● **Data shown**:

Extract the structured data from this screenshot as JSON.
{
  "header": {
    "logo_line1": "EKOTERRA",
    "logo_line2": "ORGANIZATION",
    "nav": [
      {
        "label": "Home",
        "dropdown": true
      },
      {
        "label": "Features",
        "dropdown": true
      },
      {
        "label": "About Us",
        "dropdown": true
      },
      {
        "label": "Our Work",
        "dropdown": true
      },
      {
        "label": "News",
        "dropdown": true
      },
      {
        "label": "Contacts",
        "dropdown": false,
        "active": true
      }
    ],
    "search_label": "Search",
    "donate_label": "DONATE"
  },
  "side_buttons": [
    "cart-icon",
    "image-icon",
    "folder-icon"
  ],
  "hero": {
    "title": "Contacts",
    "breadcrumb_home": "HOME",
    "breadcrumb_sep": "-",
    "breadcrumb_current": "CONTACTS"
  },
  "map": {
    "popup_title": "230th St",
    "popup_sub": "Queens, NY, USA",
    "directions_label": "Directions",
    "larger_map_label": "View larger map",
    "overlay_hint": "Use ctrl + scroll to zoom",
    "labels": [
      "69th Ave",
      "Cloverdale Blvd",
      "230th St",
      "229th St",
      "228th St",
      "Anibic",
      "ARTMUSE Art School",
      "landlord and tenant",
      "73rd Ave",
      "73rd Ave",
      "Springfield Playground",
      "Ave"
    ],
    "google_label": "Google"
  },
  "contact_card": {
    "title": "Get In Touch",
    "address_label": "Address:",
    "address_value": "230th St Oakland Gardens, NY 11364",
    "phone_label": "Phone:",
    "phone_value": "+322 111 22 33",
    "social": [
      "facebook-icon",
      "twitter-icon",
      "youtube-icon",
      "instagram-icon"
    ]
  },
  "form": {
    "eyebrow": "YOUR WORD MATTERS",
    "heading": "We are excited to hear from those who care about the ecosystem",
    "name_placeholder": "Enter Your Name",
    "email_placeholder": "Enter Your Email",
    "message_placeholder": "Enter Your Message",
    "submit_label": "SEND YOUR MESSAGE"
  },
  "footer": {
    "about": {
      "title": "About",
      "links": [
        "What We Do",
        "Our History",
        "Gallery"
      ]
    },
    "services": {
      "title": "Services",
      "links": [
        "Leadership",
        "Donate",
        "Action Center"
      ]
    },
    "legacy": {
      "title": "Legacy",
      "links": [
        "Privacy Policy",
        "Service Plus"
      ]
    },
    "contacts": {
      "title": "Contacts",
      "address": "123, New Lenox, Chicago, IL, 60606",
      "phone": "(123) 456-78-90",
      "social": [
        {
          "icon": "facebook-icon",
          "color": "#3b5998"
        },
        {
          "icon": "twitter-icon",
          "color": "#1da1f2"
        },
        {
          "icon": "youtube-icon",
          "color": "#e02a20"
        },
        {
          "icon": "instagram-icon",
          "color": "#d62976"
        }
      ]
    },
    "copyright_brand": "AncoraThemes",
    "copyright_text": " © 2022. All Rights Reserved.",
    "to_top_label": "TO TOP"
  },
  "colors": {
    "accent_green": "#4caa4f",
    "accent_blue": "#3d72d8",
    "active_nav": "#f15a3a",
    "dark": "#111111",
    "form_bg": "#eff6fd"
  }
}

● **Do this**: Retype all the material above precisely, with no line left out.

● **Result for this task**:
Extract the structured data from this screenshot as JSON.
{
  "header": {
    "logo_line1": "EKOTERRA",
    "logo_line2": "ORGANIZATION",
    "nav": [
      {
        "label": "Home",
        "dropdown": true
      },
      {
        "label": "Features",
        "dropdown": true
      },
      {
        "label": "About Us",
        "dropdown": true
      },
      {
        "label": "Our Work",
        "dropdown": true
      },
      {
        "label": "News",
        "dropdown": true
      },
      {
        "label": "Contacts",
        "dropdown": false,
        "active": true
      }
    ],
    "search_label": "Search",
    "donate_label": "DONATE"
  },
  "side_buttons": [
    "cart-icon",
    "image-icon",
    "folder-icon"
  ],
  "hero": {
    "title": "Contacts",
    "breadcrumb_home": "HOME",
    "breadcrumb_sep": "-",
    "breadcrumb_current": "CONTACTS"
  },
  "map": {
    "popup_title": "230th St",
    "popup_sub": "Queens, NY, USA",
    "directions_label": "Directions",
    "larger_map_label": "View larger map",
    "overlay_hint": "Use ctrl + scroll to zoom",
    "labels": [
      "69th Ave",
      "Cloverdale Blvd",
      "230th St",
      "229th St",
      "228th St",
      "Anibic",
      "ARTMUSE Art School",
      "landlord and tenant",
      "73rd Ave",
      "73rd Ave",
      "Springfield Playground",
      "Ave"
    ],
    "google_label": "Google"
  },
  "contact_card": {
    "title": "Get In Touch",
    "address_label": "Address:",
    "address_value": "230th St Oakland Gardens, NY 11364",
    "phone_label": "Phone:",
    "phone_value": "+322 111 22 33",
    "social": [
      "facebook-icon",
      "twitter-icon",
      "youtube-icon",
      "instagram-icon"
    ]
  },
  "form": {
    "eyebrow": "YOUR WORD MATTERS",
    "heading": "We are excited to hear from those who care about the ecosystem",
    "name_placeholder": "Enter Your Name",
    "email_placeholder": "Enter Your Email",
    "message_placeholder": "Enter Your Message",
    "submit_label": "SEND YOUR MESSAGE"
  },
  "footer": {
    "about": {
      "title": "About",
      "links": [
        "What We Do",
        "Our History",
        "Gallery"
      ]
    },
    "services": {
      "title": "Services",
      "links": [
        "Leadership",
        "Donate",
        "Action Center"
      ]
    },
    "legacy": {
      "title": "Legacy",
      "links": [
        "Privacy Policy",
        "Service Plus"
      ]
    },
    "contacts": {
      "title": "Contacts",
      "address": "123, New Lenox, Chicago, IL, 60606",
      "phone": "(123) 456-78-90",
      "social": [
        {
          "icon": "facebook-icon",
          "color": "#3b5998"
        },
        {
          "icon": "twitter-icon",
          "color": "#1da1f2"
        },
        {
          "icon": "youtube-icon",
          "color": "#e02a20"
        },
        {
          "icon": "instagram-icon",
          "color": "#d62976"
        }
      ]
    },
    "copyright_brand": "AncoraThemes",
    "copyright_text": " © 2022. All Rights Reserved.",
    "to_top_label": "TO TOP"
  },
  "colors": {
    "accent_green": "#4caa4f",
    "accent_blue": "#3d72d8",
    "active_nav": "#f15a3a",
    "dark": "#111111",
    "form_bg": "#eff6fd"
  }
}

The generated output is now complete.